++++ Data provided
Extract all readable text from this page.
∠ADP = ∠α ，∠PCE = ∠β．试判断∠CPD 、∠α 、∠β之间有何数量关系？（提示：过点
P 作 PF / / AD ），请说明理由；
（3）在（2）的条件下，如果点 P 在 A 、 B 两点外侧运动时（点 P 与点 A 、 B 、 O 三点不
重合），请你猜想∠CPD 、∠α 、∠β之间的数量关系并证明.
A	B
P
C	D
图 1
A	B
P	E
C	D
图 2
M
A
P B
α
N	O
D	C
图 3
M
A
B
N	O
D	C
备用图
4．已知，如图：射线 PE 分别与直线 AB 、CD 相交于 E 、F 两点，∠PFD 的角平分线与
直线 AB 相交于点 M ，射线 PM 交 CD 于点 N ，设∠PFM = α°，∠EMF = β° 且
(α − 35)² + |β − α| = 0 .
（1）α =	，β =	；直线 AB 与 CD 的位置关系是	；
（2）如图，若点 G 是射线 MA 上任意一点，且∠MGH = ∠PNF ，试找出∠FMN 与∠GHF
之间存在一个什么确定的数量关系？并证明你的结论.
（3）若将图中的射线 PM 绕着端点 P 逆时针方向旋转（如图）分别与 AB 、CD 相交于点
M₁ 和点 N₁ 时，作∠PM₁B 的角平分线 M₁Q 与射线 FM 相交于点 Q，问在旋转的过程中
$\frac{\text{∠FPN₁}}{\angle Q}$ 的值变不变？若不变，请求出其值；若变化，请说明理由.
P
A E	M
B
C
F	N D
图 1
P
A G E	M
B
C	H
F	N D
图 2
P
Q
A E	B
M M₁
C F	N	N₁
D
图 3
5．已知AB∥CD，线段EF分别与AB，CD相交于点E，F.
++++++++
Reproduce the listing above verbatim, from first line to last.

Extract all readable text from this page.
∠ADP = ∠α ，∠PCE = ∠β．试判断∠CPD 、∠α 、∠β之间有何数量关系？（提示：过点
P 作 PF / / AD ），请说明理由；
（3）在（2）的条件下，如果点 P 在 A 、 B 两点外侧运动时（点 P 与点 A 、 B 、 O 三点不
重合），请你猜想∠CPD 、∠α 、∠β之间的数量关系并证明.
A	B
P
C	D
图 1
A	B
P	E
C	D
图 2
M
A
P B
α
N	O
D	C
图 3
M
A
B
N	O
D	C
备用图
4．已知，如图：射线 PE 分别与直线 AB 、CD 相交于 E 、F 两点，∠PFD 的角平分线与
直线 AB 相交于点 M ，射线 PM 交 CD 于点 N ，设∠PFM = α°，∠EMF = β° 且
(α − 35)² + |β − α| = 0 .
（1）α =	，β =	；直线 AB 与 CD 的位置关系是	；
（2）如图，若点 G 是射线 MA 上任意一点，且∠MGH = ∠PNF ，试找出∠FMN 与∠GHF
之间存在一个什么确定的数量关系？并证明你的结论.
（3）若将图中的射线 PM 绕着端点 P 逆时针方向旋转（如图）分别与 AB 、CD 相交于点
M₁ 和点 N₁ 时，作∠PM₁B 的角平分线 M₁Q 与射线 FM 相交于点 Q，问在旋转的过程中
$\frac{\text{∠FPN₁}}{\angle Q}$ 的值变不变？若不变，请求出其值；若变化，请说明理由.
P
A E	M
B
C
F	N D
图 1
P
A G E	M
B
C	H
F	N D
图 2
P
Q
A E	B
M M₁
C F	N	N₁
D
图 3
5．已知AB∥CD，线段EF分别与AB，CD相交于点E，F.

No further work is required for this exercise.